[Items from a data source]
# # # #

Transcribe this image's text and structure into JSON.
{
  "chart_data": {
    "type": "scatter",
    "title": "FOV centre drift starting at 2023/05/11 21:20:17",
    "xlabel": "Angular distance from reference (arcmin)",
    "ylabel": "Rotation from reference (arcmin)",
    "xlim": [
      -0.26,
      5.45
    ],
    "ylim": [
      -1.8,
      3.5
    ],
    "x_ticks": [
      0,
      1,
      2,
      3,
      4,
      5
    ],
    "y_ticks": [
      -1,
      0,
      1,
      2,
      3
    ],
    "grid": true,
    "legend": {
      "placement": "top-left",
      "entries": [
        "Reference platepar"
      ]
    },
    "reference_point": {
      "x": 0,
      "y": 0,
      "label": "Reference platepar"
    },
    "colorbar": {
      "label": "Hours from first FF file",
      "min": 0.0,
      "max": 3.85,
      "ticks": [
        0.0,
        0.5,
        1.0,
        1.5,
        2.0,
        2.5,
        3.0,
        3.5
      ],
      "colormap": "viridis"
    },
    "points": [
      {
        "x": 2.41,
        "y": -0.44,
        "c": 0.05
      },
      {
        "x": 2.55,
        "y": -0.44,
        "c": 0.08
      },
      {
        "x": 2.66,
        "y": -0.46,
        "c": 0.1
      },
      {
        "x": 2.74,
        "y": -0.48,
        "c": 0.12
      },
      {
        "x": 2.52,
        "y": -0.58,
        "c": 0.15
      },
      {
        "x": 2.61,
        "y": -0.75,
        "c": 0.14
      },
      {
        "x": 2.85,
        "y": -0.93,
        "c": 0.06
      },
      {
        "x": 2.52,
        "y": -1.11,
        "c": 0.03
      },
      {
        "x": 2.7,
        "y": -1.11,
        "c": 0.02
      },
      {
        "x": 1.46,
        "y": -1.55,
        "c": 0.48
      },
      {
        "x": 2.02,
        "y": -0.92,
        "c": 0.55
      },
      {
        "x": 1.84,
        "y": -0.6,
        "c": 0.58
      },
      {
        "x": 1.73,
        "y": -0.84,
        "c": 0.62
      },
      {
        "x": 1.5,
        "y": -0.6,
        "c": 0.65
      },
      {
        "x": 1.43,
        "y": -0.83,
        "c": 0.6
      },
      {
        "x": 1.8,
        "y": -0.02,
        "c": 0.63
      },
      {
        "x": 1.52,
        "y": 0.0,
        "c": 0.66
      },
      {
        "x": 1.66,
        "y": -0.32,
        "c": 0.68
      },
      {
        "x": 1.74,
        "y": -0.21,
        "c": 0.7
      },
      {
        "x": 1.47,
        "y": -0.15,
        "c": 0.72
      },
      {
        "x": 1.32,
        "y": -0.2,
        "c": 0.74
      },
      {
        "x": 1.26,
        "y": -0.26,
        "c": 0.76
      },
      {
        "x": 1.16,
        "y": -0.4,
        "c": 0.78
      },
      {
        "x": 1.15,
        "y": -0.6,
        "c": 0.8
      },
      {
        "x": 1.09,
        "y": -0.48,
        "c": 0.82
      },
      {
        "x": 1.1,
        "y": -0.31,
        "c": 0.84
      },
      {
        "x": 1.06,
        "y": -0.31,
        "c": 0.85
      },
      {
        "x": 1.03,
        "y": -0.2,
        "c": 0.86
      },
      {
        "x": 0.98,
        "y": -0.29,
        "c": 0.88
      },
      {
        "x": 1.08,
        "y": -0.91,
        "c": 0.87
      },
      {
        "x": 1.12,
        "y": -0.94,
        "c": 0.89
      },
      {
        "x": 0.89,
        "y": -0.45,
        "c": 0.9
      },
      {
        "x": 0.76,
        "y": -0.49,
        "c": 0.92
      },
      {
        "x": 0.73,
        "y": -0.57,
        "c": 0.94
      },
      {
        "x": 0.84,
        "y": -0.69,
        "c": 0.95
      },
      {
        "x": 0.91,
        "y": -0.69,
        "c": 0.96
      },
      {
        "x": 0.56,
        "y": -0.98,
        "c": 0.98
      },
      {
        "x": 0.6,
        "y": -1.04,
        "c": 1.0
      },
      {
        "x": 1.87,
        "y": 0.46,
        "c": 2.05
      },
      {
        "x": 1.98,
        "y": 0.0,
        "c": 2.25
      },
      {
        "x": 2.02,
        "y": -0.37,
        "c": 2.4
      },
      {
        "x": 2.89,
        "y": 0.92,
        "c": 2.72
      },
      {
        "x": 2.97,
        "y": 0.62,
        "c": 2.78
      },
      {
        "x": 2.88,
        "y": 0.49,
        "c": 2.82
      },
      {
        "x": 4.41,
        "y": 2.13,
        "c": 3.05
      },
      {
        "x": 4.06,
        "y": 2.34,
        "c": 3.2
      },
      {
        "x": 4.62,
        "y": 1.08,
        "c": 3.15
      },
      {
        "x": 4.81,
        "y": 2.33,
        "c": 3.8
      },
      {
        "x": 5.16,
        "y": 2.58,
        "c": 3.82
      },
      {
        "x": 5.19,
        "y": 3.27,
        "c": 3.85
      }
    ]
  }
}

# # # #

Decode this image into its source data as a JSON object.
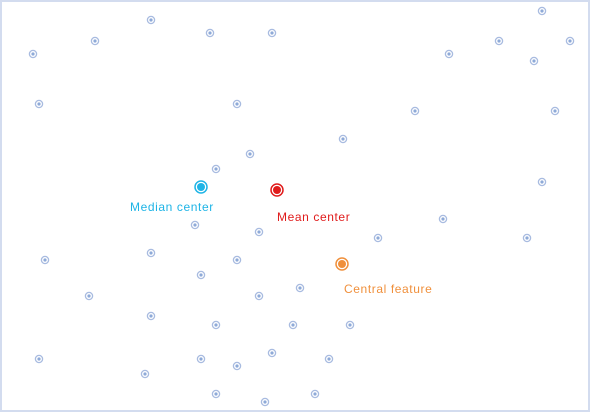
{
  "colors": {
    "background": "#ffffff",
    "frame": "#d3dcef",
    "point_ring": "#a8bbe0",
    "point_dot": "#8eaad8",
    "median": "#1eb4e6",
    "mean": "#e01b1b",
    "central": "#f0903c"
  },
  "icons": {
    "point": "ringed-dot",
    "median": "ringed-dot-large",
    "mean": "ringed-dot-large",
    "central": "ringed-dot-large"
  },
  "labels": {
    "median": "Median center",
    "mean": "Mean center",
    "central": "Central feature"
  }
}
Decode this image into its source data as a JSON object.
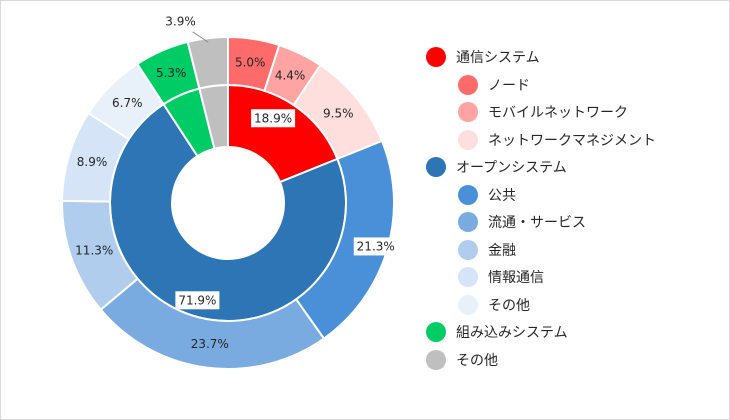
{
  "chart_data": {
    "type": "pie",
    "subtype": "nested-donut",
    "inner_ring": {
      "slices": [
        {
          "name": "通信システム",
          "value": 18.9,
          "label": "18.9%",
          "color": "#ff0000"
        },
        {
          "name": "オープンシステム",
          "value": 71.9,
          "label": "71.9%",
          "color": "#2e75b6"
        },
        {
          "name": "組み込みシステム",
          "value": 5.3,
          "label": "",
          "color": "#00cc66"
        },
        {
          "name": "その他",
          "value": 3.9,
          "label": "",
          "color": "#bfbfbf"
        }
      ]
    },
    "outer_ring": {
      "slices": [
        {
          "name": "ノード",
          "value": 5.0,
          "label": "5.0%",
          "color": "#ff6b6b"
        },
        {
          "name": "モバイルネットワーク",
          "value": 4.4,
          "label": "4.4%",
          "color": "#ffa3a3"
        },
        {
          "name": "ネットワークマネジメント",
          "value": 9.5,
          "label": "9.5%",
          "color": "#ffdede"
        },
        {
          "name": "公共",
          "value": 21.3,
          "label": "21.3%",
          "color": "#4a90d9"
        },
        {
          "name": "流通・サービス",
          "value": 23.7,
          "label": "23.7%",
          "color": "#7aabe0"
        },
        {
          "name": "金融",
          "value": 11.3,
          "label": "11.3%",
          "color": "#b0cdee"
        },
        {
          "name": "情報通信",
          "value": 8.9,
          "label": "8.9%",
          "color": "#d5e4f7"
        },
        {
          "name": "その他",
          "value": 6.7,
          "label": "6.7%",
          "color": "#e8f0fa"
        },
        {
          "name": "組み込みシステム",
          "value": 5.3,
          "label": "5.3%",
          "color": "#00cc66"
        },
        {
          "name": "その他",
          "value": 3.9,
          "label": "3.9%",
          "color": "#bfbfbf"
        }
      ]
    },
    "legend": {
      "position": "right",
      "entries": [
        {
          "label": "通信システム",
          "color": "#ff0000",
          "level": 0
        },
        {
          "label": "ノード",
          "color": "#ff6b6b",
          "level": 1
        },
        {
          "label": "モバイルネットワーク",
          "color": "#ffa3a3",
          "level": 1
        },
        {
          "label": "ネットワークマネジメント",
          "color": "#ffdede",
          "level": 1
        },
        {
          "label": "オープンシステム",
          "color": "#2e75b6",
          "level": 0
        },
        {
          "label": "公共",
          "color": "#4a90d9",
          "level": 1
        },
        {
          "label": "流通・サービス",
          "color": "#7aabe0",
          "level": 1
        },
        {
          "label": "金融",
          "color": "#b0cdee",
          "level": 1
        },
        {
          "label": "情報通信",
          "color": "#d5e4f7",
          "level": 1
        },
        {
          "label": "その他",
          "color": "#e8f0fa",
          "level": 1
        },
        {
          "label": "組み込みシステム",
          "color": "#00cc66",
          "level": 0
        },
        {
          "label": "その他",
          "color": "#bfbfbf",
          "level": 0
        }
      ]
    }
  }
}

# # # #

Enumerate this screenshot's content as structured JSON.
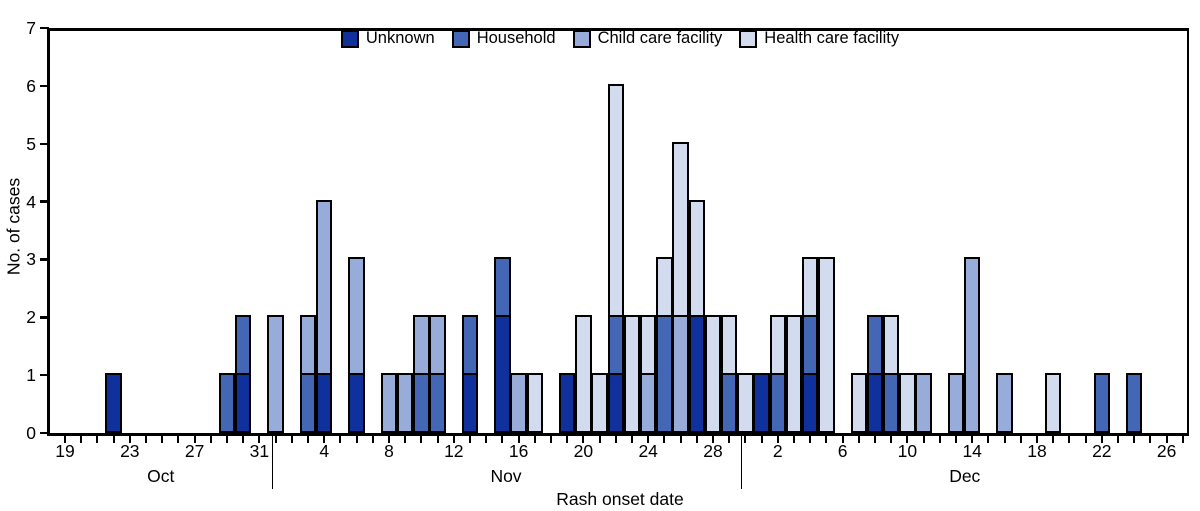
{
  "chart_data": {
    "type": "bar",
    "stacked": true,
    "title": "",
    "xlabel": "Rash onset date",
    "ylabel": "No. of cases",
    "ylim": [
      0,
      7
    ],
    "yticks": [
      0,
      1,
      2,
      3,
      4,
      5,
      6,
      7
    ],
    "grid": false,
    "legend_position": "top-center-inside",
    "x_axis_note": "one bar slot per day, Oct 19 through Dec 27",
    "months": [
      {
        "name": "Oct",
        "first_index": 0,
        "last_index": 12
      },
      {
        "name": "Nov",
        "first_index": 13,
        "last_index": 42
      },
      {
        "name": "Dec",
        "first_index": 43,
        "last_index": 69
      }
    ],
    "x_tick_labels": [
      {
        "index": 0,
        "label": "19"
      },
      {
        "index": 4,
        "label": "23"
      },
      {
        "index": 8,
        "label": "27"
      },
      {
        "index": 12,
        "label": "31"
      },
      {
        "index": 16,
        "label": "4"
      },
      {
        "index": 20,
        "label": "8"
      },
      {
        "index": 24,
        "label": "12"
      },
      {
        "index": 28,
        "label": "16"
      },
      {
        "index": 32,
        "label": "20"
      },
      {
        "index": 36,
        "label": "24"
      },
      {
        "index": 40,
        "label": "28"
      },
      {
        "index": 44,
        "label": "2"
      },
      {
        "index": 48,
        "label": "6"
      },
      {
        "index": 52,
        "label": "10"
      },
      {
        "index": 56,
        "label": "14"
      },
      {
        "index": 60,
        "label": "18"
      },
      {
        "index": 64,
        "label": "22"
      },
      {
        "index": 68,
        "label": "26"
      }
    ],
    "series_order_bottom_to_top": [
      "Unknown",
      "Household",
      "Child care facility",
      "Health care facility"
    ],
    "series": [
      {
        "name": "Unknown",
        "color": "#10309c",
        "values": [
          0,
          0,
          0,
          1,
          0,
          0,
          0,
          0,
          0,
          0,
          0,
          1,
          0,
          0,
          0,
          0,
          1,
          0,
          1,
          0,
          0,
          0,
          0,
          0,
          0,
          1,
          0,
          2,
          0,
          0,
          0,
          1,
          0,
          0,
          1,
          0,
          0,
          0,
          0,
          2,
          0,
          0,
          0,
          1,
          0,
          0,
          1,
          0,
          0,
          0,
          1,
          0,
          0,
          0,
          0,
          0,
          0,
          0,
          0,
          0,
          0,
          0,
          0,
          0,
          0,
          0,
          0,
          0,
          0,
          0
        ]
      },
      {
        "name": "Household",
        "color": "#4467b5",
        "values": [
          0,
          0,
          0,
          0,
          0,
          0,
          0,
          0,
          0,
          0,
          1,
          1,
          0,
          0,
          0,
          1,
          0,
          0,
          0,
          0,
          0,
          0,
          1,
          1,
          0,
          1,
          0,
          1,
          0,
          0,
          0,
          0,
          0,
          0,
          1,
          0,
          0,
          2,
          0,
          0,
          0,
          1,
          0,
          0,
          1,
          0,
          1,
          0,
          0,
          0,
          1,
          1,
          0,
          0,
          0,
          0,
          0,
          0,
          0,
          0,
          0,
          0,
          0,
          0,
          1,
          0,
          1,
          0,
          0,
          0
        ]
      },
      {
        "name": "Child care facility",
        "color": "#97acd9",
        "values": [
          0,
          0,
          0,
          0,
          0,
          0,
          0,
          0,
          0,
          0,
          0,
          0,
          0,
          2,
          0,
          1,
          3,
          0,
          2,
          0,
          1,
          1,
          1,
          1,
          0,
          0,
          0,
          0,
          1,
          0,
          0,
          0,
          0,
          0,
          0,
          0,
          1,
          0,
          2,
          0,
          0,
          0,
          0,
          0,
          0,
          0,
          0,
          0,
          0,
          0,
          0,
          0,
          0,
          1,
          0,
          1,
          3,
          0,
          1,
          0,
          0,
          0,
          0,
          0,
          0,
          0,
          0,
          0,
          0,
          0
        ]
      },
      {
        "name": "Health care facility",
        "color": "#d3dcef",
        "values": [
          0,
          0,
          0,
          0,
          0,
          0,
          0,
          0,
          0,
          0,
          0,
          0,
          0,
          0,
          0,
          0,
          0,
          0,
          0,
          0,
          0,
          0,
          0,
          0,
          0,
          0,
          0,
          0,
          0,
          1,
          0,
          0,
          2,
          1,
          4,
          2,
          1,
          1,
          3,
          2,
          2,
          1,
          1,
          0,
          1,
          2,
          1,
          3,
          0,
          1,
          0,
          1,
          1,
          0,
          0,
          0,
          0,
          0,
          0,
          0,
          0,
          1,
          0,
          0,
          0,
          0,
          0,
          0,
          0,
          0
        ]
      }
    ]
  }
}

# # # #

* _Task brief_
Copy out every line from the records that has the word "Health".

* _Output below_
      "Health care facility"
        "name": "Health care facility",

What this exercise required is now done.